Some records:
________________

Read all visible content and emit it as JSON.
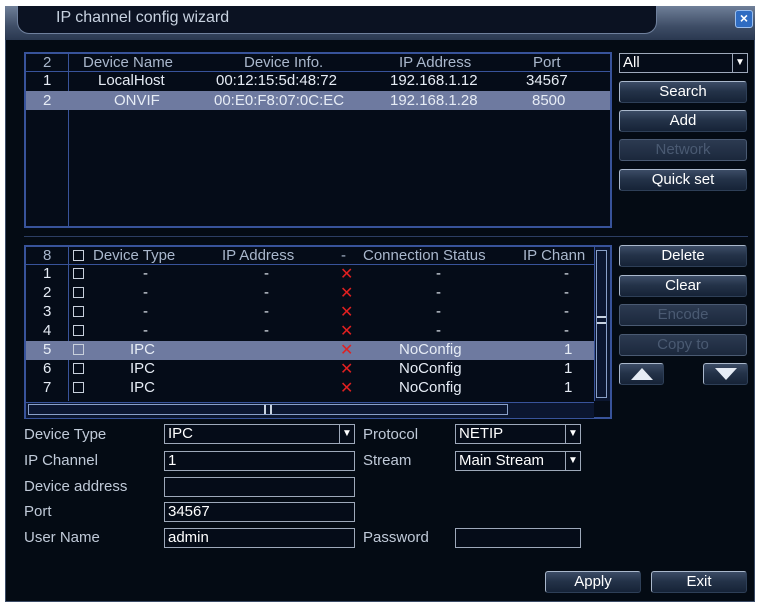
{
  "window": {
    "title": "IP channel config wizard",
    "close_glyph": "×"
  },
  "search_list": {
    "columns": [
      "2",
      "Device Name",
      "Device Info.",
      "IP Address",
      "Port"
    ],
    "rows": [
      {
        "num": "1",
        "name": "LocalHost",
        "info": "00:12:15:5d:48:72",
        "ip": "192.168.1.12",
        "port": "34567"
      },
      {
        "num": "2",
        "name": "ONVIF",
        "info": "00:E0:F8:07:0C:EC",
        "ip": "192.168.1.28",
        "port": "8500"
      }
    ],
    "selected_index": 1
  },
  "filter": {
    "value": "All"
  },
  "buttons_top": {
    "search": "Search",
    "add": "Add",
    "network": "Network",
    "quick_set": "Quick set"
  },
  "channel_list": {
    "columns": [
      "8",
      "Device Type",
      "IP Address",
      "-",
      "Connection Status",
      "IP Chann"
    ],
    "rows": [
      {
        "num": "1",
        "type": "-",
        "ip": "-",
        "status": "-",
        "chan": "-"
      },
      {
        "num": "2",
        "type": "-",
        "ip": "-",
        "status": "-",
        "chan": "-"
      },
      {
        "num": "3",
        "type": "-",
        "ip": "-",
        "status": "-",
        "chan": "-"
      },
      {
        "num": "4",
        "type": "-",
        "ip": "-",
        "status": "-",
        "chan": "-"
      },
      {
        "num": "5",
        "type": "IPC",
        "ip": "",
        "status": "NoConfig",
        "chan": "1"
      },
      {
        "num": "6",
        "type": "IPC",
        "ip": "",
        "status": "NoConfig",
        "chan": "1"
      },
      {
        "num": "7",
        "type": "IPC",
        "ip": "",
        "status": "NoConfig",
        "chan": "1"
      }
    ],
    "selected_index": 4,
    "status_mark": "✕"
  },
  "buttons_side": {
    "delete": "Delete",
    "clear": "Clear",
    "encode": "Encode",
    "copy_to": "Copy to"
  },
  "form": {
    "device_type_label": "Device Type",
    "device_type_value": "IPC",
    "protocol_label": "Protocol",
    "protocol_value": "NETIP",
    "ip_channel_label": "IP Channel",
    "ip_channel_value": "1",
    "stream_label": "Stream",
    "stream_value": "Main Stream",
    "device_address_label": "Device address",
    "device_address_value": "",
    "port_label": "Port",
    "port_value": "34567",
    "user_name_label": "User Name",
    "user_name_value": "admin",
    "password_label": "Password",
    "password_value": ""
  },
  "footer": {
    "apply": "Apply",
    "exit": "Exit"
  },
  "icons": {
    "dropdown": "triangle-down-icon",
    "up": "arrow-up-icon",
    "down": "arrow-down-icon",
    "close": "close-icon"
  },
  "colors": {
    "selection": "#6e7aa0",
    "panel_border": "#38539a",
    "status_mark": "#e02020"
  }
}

________________

Given instruction
Out of the material above, select every line that holds the string "down".

Worked solution
    "dropdown": "triangle-down-icon",
    "down": "arrow-down-icon",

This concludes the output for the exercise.